** Start of Task data **
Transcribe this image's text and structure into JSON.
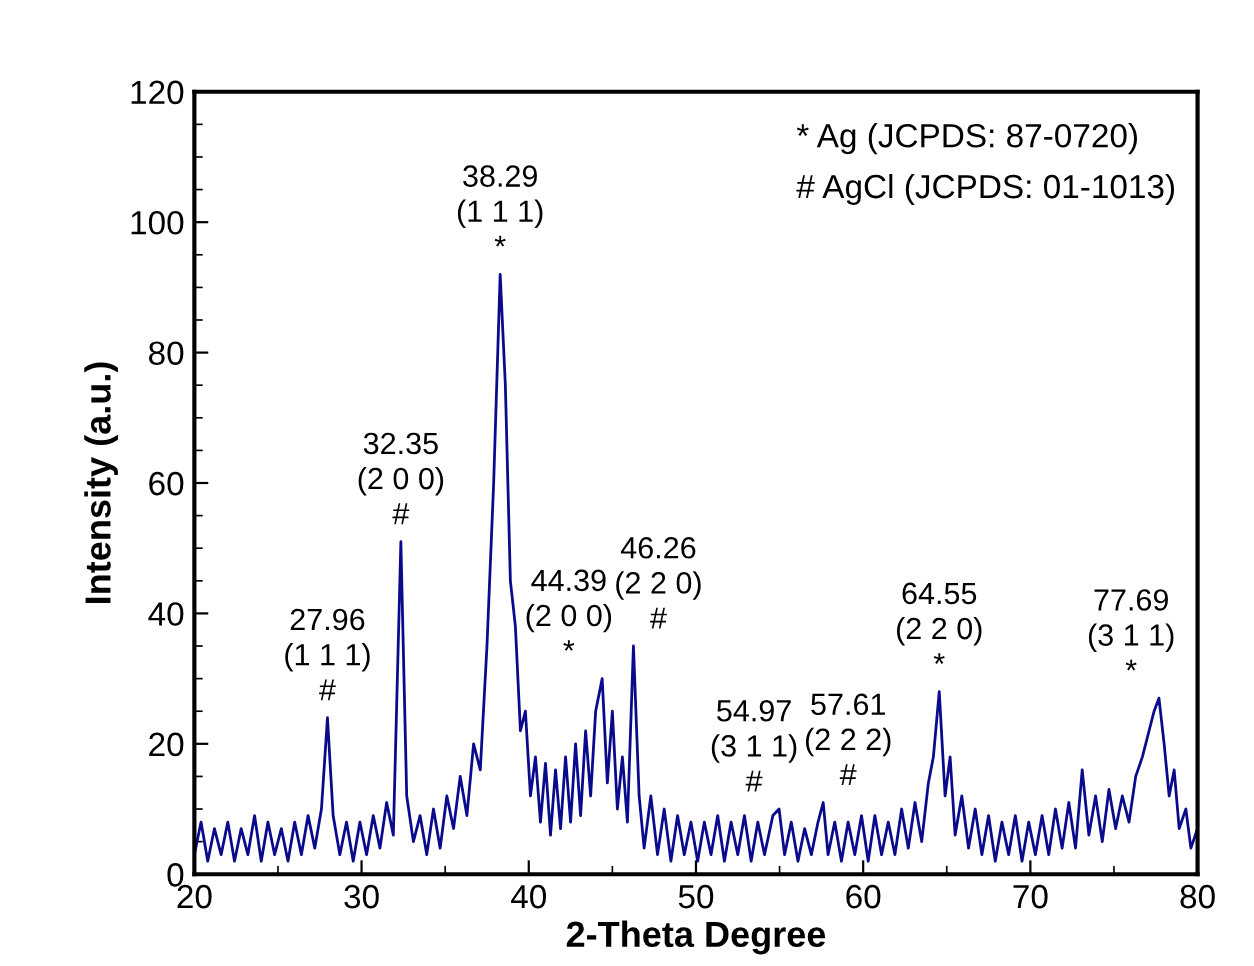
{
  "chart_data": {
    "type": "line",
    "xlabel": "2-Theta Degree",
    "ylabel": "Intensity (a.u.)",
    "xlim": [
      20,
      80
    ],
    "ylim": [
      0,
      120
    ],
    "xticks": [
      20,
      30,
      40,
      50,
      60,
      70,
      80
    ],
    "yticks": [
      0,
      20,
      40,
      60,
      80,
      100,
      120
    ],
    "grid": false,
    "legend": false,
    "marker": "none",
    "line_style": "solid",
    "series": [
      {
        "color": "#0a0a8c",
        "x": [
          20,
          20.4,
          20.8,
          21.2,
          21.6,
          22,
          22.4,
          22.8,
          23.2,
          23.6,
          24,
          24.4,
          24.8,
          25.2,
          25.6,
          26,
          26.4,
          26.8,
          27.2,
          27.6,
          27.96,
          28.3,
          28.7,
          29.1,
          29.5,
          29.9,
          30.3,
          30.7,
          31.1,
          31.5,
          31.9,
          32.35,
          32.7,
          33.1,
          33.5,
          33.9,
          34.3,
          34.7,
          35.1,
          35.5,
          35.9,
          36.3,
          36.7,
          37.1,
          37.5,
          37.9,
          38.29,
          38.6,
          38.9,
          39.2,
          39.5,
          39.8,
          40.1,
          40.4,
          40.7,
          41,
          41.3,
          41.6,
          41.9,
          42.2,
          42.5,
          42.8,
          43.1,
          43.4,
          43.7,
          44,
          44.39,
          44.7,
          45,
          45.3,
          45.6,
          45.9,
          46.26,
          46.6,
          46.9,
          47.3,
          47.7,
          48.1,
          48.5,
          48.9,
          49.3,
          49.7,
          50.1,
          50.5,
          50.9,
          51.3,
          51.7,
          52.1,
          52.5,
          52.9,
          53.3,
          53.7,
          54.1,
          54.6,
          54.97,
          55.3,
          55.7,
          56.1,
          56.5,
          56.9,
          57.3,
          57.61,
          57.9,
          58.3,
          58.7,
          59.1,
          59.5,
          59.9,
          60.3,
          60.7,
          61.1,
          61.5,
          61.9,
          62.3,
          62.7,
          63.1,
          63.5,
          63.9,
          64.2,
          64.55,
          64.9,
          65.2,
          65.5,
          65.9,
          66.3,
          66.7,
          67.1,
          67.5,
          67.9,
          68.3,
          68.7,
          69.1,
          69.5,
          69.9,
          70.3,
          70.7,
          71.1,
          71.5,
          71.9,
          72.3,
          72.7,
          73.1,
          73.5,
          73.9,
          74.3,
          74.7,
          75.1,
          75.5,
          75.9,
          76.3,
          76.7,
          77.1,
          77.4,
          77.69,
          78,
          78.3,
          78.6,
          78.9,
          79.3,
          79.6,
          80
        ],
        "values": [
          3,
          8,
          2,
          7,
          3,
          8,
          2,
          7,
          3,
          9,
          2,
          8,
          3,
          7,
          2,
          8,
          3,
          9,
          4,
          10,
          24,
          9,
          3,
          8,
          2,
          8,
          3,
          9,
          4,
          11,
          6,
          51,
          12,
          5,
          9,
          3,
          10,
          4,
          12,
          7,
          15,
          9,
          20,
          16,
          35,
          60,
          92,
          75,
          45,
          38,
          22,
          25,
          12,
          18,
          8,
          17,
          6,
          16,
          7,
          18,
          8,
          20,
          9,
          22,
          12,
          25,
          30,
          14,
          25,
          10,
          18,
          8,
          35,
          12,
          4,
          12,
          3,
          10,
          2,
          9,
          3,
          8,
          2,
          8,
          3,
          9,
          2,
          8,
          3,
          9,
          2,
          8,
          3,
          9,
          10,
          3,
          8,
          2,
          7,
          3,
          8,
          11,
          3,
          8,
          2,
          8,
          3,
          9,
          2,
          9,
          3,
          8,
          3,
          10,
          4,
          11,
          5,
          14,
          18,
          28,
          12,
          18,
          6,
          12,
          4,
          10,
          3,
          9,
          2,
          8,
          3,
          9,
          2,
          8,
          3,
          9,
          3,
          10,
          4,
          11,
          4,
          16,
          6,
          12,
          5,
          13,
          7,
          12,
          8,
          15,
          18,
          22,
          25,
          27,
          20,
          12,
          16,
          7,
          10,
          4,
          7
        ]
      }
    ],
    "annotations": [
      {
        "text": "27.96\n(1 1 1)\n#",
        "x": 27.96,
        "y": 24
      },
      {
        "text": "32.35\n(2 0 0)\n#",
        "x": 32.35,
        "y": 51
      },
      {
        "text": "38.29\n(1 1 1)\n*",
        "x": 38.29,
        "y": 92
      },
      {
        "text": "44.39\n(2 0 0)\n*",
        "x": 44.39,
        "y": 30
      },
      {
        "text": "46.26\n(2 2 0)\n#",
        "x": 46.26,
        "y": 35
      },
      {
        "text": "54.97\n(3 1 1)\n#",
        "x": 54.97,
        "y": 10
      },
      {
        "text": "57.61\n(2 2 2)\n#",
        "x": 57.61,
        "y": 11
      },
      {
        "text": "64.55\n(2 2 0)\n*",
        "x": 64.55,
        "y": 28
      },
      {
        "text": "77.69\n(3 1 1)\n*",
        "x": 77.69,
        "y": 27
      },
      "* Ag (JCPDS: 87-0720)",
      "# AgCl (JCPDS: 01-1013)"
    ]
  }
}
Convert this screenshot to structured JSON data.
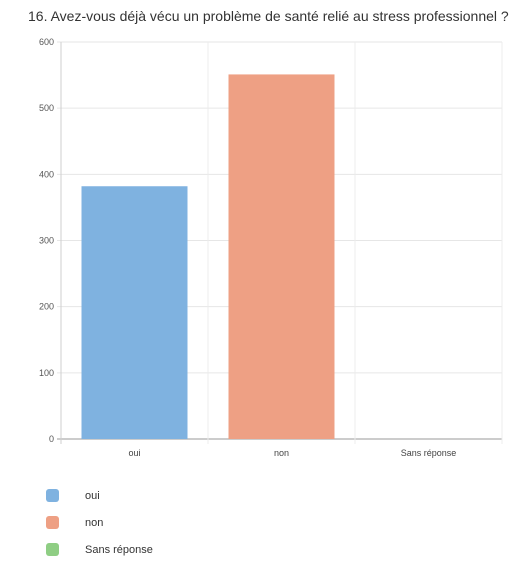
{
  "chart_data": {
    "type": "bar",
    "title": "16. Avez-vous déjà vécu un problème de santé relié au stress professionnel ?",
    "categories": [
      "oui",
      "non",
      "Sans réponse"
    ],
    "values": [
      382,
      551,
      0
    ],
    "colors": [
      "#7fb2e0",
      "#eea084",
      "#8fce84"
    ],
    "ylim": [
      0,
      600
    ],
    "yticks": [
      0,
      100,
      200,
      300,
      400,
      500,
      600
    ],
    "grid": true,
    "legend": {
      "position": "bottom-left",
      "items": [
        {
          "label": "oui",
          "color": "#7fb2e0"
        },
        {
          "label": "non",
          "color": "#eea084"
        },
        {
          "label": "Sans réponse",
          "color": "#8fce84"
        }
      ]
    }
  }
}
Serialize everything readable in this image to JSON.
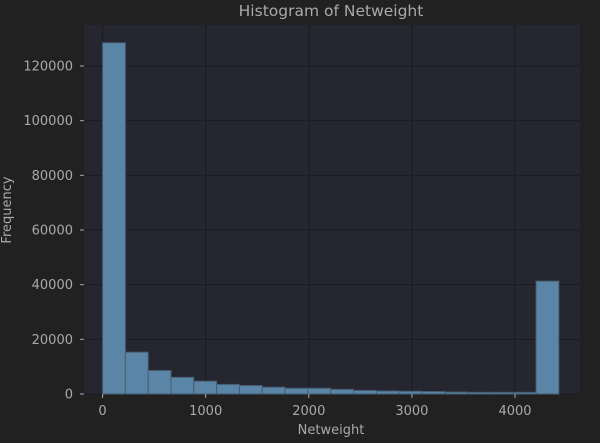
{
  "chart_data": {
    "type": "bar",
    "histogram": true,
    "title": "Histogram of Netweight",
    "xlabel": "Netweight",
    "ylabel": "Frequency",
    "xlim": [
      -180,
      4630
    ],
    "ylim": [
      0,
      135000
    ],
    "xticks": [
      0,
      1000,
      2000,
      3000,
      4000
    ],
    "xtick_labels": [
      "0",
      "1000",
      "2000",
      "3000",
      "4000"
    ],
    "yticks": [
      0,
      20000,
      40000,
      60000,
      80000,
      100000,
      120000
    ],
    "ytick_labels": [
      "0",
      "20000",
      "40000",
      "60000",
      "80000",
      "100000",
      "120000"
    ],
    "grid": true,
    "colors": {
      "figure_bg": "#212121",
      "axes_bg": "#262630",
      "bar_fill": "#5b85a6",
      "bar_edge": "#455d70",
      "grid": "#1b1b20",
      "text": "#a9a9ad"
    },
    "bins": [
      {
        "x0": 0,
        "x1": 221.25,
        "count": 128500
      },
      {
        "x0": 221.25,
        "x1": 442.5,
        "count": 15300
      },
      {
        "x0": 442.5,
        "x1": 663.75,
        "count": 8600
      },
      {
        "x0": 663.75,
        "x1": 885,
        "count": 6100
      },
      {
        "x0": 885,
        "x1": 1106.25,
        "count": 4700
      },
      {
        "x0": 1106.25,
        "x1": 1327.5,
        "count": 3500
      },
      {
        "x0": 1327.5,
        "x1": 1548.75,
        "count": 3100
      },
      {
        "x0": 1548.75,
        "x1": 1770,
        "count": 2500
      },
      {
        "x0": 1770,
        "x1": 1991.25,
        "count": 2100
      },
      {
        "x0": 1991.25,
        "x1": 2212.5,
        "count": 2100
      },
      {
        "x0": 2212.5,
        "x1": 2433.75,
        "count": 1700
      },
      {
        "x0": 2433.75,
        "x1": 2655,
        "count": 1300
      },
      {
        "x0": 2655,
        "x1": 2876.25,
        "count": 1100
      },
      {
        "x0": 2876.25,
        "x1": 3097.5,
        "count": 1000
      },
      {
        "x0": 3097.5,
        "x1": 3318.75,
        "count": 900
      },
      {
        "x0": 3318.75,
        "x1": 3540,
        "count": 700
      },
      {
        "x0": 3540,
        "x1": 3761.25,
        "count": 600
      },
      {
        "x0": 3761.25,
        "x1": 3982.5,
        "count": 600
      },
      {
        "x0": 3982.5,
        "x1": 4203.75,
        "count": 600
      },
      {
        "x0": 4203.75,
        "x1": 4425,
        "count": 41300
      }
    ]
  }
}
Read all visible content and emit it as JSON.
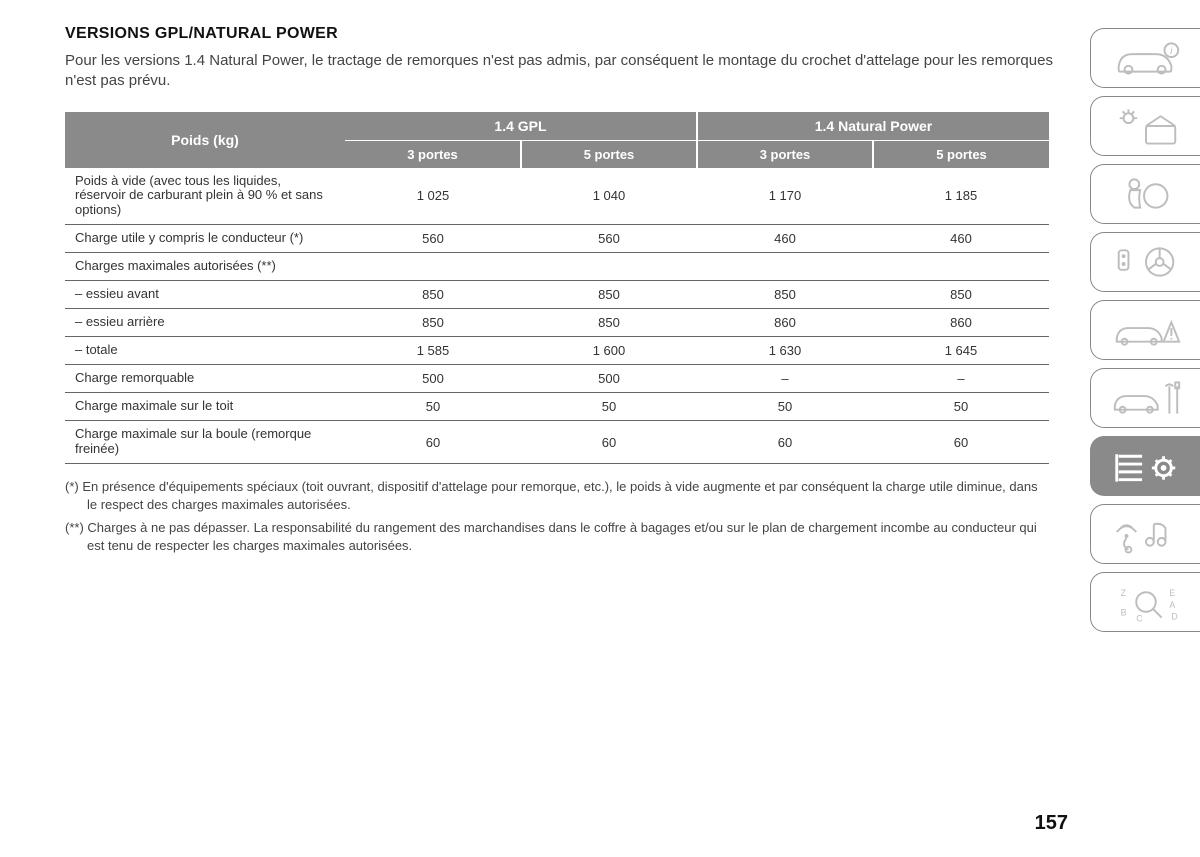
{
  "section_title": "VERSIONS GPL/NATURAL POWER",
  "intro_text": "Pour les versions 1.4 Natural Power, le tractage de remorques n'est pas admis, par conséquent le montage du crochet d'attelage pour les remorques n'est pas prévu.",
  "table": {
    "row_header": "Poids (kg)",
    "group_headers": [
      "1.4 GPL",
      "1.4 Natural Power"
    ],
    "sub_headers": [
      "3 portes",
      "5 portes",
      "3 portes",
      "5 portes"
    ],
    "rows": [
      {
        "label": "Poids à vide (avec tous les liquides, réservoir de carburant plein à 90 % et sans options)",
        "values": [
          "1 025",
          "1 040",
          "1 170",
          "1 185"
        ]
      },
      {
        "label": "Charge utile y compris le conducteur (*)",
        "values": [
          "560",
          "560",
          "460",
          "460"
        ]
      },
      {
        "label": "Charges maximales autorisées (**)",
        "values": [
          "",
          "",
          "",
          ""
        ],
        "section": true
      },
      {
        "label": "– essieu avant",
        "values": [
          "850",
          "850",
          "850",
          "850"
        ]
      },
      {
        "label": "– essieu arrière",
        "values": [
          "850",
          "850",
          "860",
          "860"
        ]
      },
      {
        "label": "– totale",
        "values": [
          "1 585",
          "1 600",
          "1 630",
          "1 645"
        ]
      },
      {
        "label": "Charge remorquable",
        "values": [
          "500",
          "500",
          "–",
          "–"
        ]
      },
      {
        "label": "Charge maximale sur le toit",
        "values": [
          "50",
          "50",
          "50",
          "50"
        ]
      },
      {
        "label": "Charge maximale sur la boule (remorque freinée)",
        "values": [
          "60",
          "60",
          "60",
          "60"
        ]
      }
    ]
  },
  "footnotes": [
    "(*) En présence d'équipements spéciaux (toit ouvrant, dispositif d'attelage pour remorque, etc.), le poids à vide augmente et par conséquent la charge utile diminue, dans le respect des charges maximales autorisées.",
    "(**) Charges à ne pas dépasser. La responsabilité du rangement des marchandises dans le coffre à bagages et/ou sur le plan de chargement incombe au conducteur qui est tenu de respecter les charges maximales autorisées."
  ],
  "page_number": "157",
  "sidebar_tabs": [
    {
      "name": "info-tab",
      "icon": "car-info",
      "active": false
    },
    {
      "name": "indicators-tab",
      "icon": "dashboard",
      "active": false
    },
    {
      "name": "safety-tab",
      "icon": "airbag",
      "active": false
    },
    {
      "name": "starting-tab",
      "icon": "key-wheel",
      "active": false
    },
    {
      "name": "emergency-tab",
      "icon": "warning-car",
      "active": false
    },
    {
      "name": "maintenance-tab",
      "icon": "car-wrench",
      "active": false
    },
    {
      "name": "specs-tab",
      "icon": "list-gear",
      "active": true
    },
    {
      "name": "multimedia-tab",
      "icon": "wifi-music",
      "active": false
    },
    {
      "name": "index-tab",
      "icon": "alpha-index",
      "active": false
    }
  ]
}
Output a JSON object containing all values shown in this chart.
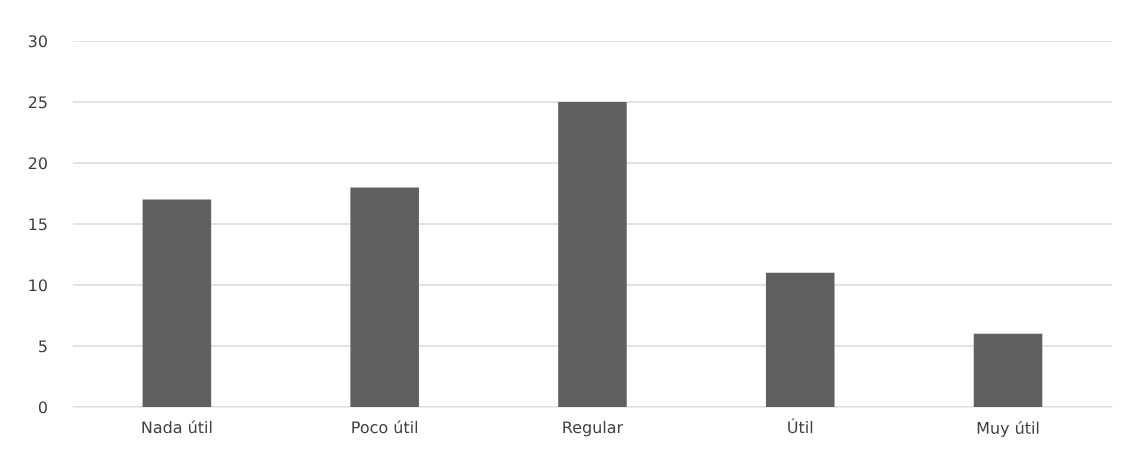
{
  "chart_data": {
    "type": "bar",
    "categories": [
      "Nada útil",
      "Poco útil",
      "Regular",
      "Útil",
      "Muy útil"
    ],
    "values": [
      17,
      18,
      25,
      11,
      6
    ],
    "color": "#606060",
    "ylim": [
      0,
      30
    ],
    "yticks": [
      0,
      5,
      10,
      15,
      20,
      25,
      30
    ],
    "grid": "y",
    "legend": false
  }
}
** End of Task data **
## [Exercise task]
Above are some records. Count the lines among them with the word "JSON", and answer with the number only.

## [Solution for this exercise]
5